-------- Reading text --------
The Art of Losing Isn’t Hard To Master: J. Crew Shirt Edition

The art of losing isn’t hard to master;
so many things seem filled with the intent
to be lost that their loss is no disaster.

Lose something every day. Accept the fluster of lost door keys, the hour badly spent. The art of losing isn’t hard to master.

Then practice losing farther, losing faster …

Ben and I have been together for fourteen years and have been married for half that time. When you grow up with a person that way, you come to know each other pretty well. He understands that I will be stressed if I can’t make it to an airport around an hour before a normal person needs to arrive, and I understand that giving him things rather than experiences can be risky. Because the man loses things.

He doesn’t mean to! He values them! Things simply have a way of wandering away from him. (… places, and names, and where it was you meant / to travel. None of these will bring disaster. I lost my mother’s watch …)

In addition to countless umbrellas and small-scale items, since I have known him, he has misplaced:

+ gloves, scarves, and hats enough for an entire orphanage.

+ a very cool (honest!) pleather jacket he got a thrift store in Carrboro, NC.

+ several sweaters, including the one he was wearing when I fell in love with him, because it made him look like Harry from When Harry Met Sally.

+ his wedding ring.

+ my laptop, which I had lent to him for a day.

He didn’t lose the laptop precisely: he left it on a table while he dashed away to take care of something time-sensitive and when he returned — yoink! — it was gone. That was the most costly loss. My devastation was surpassed only by his, because he didn’t have the money to buy me a new one. On the plus side, though, once I accepted that my Toshiba was gone for good, I decided to make the switch to an Apple computer and I have never looked back.

A few nights ago, this familiar drama played itself out when Ben arrived home from work carrying several bags, none of them the one containing his newly bought shirt from J. Crew ($66, on sale).

“Where is it?” he kept asking, increasingly agitated. Babygirl got into the spirit of the thing, searching the apartment alongside her daddy for the missing bag. “It turn up,” she assured us, because that is what we tell her will happen when she can’t find, say, the straw she uses as a firehose. Only the shopping bag didn’t turn up.

“I must have left it on the subway,” said Ben at last.

“Ah well,” I said, cycling speedily through the stages of grief to resignation. Ben, however, wasn’t willing to concede. He posted an ad on Craigslist in case anyone found the shirt on the Q train and he called the MTA to see if there was anything they could suggest he do. Receiving no answer from the MTA, he walked back to our local train station to see if the station agent could call her counterpart at the end of the Q line in Brighton Beach.

No, she could not. But he was welcome to take the train out to the end of the Q line himself and speak to the people who search the trains, and perhaps get them to open what the employees refer to as “the tower.”

I questioned the utility of going all the way to the water’s edge. Wasn’t an hour of his time worth more than $66? Especially considering he had worked a full day, and especially considering that the odds were that the shirt was long gone?

And look! my last, or next-to-last, of three loved houses went.
The art of losing isn’t hard to master.
I lost two cities, lovely ones. And, vaster,
some realms I owned, two rivers, a continent.
--------
_Set task A_
In the essay on losing things, what did the J. Crew shirt cost?
_Set task B_
Write out the passage of the essay on losing things starting at "I questioned the" and ending at "loved houses went.".
_Set task C_
Extend the essay on losing things, picking up right after its final line.
None of the data is needed for this work.
-------- Supplied data --------
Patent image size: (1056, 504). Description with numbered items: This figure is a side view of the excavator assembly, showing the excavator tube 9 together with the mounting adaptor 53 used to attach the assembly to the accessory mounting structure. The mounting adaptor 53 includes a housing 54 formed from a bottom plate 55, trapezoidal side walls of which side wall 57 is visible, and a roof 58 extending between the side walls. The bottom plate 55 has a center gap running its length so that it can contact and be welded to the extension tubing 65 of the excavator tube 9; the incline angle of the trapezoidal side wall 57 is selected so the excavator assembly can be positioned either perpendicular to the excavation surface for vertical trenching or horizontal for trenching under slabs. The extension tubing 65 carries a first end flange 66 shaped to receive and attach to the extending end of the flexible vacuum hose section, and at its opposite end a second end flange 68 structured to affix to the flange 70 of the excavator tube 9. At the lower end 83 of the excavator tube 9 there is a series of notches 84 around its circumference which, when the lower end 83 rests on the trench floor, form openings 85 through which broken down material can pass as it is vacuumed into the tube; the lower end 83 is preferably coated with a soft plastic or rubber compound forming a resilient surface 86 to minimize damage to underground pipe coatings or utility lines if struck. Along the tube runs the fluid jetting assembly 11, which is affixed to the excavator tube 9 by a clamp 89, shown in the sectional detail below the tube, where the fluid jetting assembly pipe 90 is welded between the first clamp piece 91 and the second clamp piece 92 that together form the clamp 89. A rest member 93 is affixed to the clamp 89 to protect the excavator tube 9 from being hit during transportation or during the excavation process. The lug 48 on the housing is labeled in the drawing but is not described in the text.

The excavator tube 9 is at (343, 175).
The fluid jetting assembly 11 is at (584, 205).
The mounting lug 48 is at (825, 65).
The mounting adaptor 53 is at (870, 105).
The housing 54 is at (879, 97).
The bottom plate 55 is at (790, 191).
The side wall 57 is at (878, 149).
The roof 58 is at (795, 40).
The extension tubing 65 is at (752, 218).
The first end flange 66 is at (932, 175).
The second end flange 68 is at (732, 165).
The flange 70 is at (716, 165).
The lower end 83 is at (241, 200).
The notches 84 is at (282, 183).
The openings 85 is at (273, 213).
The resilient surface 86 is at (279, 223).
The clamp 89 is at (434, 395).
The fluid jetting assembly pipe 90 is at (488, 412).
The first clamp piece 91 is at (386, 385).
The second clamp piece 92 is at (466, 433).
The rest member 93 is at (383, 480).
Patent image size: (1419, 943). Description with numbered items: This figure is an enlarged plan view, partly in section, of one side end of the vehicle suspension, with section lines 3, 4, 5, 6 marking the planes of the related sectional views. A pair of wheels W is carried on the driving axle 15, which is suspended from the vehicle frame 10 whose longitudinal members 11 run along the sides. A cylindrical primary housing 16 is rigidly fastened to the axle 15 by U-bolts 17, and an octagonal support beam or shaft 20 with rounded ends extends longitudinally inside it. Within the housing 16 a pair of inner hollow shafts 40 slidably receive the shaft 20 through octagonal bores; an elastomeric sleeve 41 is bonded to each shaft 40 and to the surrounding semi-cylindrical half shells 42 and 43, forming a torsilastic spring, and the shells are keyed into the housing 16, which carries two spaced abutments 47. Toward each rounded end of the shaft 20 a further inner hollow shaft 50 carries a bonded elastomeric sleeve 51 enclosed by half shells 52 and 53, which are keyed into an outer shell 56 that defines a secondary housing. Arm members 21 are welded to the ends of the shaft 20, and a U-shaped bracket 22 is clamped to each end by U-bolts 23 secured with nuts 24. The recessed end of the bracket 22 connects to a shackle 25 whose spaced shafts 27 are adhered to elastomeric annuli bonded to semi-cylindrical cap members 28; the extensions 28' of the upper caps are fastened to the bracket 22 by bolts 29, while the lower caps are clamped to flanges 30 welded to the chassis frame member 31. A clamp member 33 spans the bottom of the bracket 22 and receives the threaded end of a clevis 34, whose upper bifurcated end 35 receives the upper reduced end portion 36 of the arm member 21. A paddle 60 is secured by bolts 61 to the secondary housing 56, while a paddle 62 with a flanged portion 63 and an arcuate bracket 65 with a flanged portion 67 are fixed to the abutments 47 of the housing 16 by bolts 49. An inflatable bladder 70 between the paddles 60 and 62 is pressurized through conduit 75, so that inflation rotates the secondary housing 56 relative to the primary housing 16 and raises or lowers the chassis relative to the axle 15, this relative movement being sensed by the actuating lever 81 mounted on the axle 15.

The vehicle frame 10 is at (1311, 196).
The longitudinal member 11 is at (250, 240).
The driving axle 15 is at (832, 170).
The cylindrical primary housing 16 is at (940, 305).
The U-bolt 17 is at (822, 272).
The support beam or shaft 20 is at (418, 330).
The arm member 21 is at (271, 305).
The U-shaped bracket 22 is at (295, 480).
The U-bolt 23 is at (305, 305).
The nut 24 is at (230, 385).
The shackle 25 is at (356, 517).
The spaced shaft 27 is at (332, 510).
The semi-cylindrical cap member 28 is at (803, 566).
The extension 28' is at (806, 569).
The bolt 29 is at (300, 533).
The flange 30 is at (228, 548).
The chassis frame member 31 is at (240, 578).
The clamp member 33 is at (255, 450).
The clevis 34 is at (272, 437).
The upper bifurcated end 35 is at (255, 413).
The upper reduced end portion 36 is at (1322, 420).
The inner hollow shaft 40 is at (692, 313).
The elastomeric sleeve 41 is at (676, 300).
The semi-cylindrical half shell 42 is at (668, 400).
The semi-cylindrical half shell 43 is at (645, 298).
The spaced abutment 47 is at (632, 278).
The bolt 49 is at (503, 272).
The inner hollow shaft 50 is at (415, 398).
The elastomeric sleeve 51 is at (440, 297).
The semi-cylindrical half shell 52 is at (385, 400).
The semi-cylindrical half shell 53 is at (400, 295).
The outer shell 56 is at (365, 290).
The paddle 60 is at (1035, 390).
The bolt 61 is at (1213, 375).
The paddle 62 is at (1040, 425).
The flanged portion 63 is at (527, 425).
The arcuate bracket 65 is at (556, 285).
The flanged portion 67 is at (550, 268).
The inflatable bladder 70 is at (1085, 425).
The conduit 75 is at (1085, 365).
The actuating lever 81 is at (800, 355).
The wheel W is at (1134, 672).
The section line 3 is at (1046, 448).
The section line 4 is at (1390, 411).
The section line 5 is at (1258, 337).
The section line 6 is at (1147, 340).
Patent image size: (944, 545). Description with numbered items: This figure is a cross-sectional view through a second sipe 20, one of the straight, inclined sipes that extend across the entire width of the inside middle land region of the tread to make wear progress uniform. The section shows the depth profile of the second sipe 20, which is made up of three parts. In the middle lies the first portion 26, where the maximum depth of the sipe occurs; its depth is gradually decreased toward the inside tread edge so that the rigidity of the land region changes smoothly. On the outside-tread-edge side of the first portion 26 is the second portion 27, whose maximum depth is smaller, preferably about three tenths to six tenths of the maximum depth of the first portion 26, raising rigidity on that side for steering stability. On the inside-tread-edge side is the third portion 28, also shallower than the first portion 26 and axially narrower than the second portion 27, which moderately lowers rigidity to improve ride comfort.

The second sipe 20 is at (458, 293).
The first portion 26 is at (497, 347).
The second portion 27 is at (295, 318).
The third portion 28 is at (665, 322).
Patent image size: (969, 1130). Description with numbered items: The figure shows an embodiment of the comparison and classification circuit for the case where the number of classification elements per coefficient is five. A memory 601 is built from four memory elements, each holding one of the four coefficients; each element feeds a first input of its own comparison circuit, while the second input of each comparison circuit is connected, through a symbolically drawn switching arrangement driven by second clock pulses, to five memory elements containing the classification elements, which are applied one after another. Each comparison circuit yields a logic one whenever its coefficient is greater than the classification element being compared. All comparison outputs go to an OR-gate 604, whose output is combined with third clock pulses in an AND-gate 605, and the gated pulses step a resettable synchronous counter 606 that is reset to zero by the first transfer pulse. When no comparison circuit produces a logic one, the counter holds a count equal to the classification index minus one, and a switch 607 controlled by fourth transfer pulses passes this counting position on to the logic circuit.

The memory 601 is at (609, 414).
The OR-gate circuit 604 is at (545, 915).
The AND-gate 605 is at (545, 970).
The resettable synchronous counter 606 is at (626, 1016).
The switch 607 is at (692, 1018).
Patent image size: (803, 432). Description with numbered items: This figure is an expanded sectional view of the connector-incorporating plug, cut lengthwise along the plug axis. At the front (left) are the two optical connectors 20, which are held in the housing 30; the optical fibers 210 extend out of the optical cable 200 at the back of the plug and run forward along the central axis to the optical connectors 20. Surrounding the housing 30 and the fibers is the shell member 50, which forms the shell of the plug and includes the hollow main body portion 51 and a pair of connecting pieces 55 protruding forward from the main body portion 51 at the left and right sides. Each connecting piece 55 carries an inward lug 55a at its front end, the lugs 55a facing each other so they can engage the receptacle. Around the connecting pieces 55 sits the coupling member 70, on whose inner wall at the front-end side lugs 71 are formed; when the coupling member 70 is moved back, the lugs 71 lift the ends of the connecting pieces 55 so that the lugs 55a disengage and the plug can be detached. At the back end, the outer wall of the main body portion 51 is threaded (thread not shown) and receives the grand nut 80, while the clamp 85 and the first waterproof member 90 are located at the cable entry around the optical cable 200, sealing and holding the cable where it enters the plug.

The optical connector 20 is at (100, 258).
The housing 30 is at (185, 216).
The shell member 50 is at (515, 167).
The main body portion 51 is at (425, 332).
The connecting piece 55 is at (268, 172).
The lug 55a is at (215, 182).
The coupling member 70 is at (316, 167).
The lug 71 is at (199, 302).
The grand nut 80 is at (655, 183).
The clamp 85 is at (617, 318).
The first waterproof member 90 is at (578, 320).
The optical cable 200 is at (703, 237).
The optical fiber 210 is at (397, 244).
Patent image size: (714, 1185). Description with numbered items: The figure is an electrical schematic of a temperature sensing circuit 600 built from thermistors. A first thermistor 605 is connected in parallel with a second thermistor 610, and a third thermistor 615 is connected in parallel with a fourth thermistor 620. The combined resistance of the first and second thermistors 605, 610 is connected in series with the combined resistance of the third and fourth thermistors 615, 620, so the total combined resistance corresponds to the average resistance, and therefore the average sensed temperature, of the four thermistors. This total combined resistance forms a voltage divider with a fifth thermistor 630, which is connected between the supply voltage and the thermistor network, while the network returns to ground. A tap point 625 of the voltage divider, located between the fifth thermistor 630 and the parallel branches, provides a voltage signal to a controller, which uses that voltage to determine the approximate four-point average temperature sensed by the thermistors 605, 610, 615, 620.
--------
_Task answer A_
It cost $66, on sale.

_Task answer B_
I questioned the utility of going all the way to the water’s edge. Wasn’t an hour of his time worth more than $66? Especially considering he had worked a full day, and especially considering that the odds were that the shirt was long gone?

And look! my last, or next-to-last, of three loved houses went.

_Task answer C_
I miss them, but it wasn’t a disaster. …

He wanted to feel as though he had tried everything, so he went. As expected, the shirt was not to be found lounging about on the boardwalks of Coney Island or eating a hot dog at Nathan’s. But the trip was not a waste. The station agent there advised Ben to call the credit card company. Moreover, because he had gone to the edge of the borough and returned empty handed, he was officially able to report the shirt stolen, and the credit card company obliged him by issuing him a check for a refund.

Since he still wanted the shirt, and preferably at the sale price of $66 rather than whatever ridiculous price the shirt would rise to once the sale ended at midnight, when he got home he placed an order online. He had to pay shipping but okay, whatever.

Happy enough ending, right? Yes, but with a TWIST. Ben got an email in response to his Craigslist ad! Someone claimed to have found the shirt and returned it to the store. Could that possibly be for real as opposed to some very sophisticated scam? Ben asked the responder to verify the store to which The Good Samaritan had taken the shirt. Sure enough, TGS confirmed that s/he took the shirt and the receipt to the correct J. Crew. When Ben went to the store to pick up the bag, the clerks had it ready for him — along with his scarf, which he had left in there too.

Even losing you (the joking voice, a gesture I love)
I shan’t have lied. It’s evident
the art of losing’s not too hard to master
though it may look like (Write it!) like disaster.

— Elizabeth Bishop

Scrupulously honest, he called credit card company to cancel the reimbursement check. Too late, they replied; they had already sent it. He needs to return it with a letter explaining why.

He also returned the original shirt, as he was wearing the replacement one that he had gotten in the mail. Still, he noticed when he went in that though the 25% off sale had indeed ended, it had been succeeded by this point by a 30% off sale. As he reasoned to me later, he could have returned both shirts and bought a third version for slightly less. He refrained.

Here are the morals of the story:

+ If you leave something newly purchased on a subway train, call your credit card company.

+ There are people in New York City who, when they find a brand-new J. Crew shirt on the subway, will return it to the store listed on the receipt and go on Craigslist to locate the shirt’s rightful owner. They will do this rather than keep the shirt or sell it. When you ask if they will be interviewed about these decisions for a website, they will not reply.

+ There are shirts worth not merely buying but also working for.

+ The shirt looks good on him. $132 worth of good, if it comes to that, and a bargain at 66 bucks.

+ I am so, so grateful that we have managed to go fourteen years without losing the most important thing, which is each other. A few days ago, he found his wedding ring. Months later, sure, but it turned up! I take that as a sign.